• Stated task: Repeat the listing that follows, character for character, minus the pictures.

• Materials provided:

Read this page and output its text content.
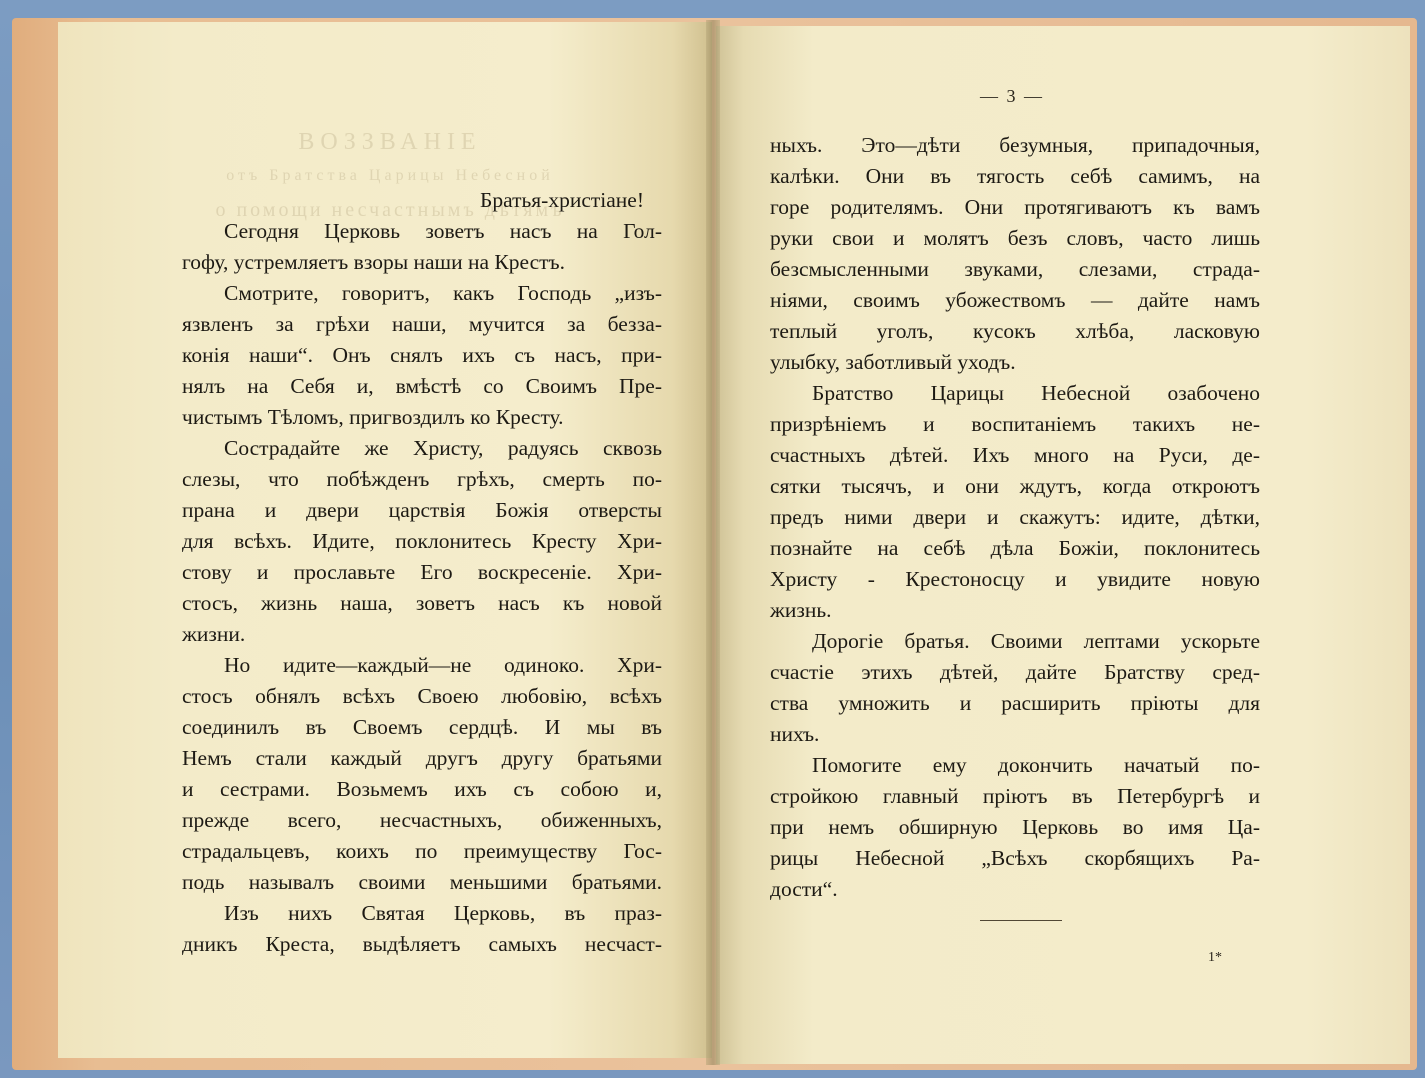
ВОЗЗВАНІЕ
отъ Братства Царицы Небесной
о помощи несчастнымъ дѣтямъ
Братья-христіане!
Сегодня Церковь зоветъ насъ на Гол-
гофу, устремляетъ взоры наши на Крестъ.
Смотрите, говоритъ, какъ Господь „изъ-
язвленъ за грѣхи наши, мучится за безза-
конія наши“. Онъ снялъ ихъ съ насъ, при-
нялъ на Себя и, вмѣстѣ со Своимъ Пре-
чистымъ Тѣломъ, пригвоздилъ ко Кресту.
Сострадайте же Христу, радуясь сквозь
слезы, что побѣжденъ грѣхъ, смерть по-
прана и двери царствія Божія отверсты
для всѣхъ. Идите, поклонитесь Кресту Хри-
стову и прославьте Его воскресеніе. Хри-
стосъ, жизнь наша, зоветъ насъ къ новой
жизни.
Но идите—каждый—не одиноко. Хри-
стосъ обнялъ всѣхъ Своею любовію, всѣхъ
соединилъ въ Своемъ сердцѣ. И мы въ
Немъ стали каждый другъ другу братьями
и сестрами. Возьмемъ ихъ съ собою и,
прежде всего, несчастныхъ, обиженныхъ,
страдальцевъ, коихъ по преимуществу Гос-
подь называлъ своими меньшими братьями.
Изъ нихъ Святая Церковь, въ праз-
дникъ Креста, выдѣляетъ самыхъ несчаст-
— 3 —
ныхъ. Это—дѣти безумныя, припадочныя,
калѣки. Они въ тягость себѣ самимъ, на
горе родителямъ. Они протягиваютъ къ вамъ
руки свои и молятъ безъ словъ, часто лишь
безсмысленными звуками, слезами, страда-
ніями, своимъ убожествомъ — дайте намъ
теплый уголъ, кусокъ хлѣба, ласковую
улыбку, заботливый уходъ.
Братство Царицы Небесной озабочено
призрѣніемъ и воспитаніемъ такихъ не-
счастныхъ дѣтей. Ихъ много на Руси, де-
сятки тысячъ, и они ждутъ, когда откроютъ
предъ ними двери и скажутъ: идите, дѣтки,
познайте на себѣ дѣла Божіи, поклонитесь
Христу - Крестоносцу и увидите новую
жизнь.
Дорогіе братья. Своими лептами ускорьте
счастіе этихъ дѣтей, дайте Братству сред-
ства умножить и расширить пріюты для
нихъ.
Помогите ему докончить начатый по-
стройкою главный пріютъ въ Петербургѣ и
при немъ обширную Церковь во имя Ца-
рицы Небесной „Всѣхъ скорбящихъ Ра-
дости“.
1*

• Solved problem:
Read this page and output its text content.
ВОЗЗВАНІЕ
отъ Братства Царицы Небесной
о помощи несчастнымъ дѣтямъ
Братья-христіане!
Сегодня Церковь зоветъ насъ на Гол-
гофу, устремляетъ взоры наши на Крестъ.
Смотрите, говоритъ, какъ Господь „изъ-
язвленъ за грѣхи наши, мучится за безза-
конія наши“. Онъ снялъ ихъ съ насъ, при-
нялъ на Себя и, вмѣстѣ со Своимъ Пре-
чистымъ Тѣломъ, пригвоздилъ ко Кресту.
Сострадайте же Христу, радуясь сквозь
слезы, что побѣжденъ грѣхъ, смерть по-
прана и двери царствія Божія отверсты
для всѣхъ. Идите, поклонитесь Кресту Хри-
стову и прославьте Его воскресеніе. Хри-
стосъ, жизнь наша, зоветъ насъ къ новой
жизни.
Но идите—каждый—не одиноко. Хри-
стосъ обнялъ всѣхъ Своею любовію, всѣхъ
соединилъ въ Своемъ сердцѣ. И мы въ
Немъ стали каждый другъ другу братьями
и сестрами. Возьмемъ ихъ съ собою и,
прежде всего, несчастныхъ, обиженныхъ,
страдальцевъ, коихъ по преимуществу Гос-
подь называлъ своими меньшими братьями.
Изъ нихъ Святая Церковь, въ праз-
дникъ Креста, выдѣляетъ самыхъ несчаст-
— 3 —
ныхъ. Это—дѣти безумныя, припадочныя,
калѣки. Они въ тягость себѣ самимъ, на
горе родителямъ. Они протягиваютъ къ вамъ
руки свои и молятъ безъ словъ, часто лишь
безсмысленными звуками, слезами, страда-
ніями, своимъ убожествомъ — дайте намъ
теплый уголъ, кусокъ хлѣба, ласковую
улыбку, заботливый уходъ.
Братство Царицы Небесной озабочено
призрѣніемъ и воспитаніемъ такихъ не-
счастныхъ дѣтей. Ихъ много на Руси, де-
сятки тысячъ, и они ждутъ, когда откроютъ
предъ ними двери и скажутъ: идите, дѣтки,
познайте на себѣ дѣла Божіи, поклонитесь
Христу - Крестоносцу и увидите новую
жизнь.
Дорогіе братья. Своими лептами ускорьте
счастіе этихъ дѣтей, дайте Братству сред-
ства умножить и расширить пріюты для
нихъ.
Помогите ему докончить начатый по-
стройкою главный пріютъ въ Петербургѣ и
при немъ обширную Церковь во имя Ца-
рицы Небесной „Всѣхъ скорбящихъ Ра-
дости“.
1*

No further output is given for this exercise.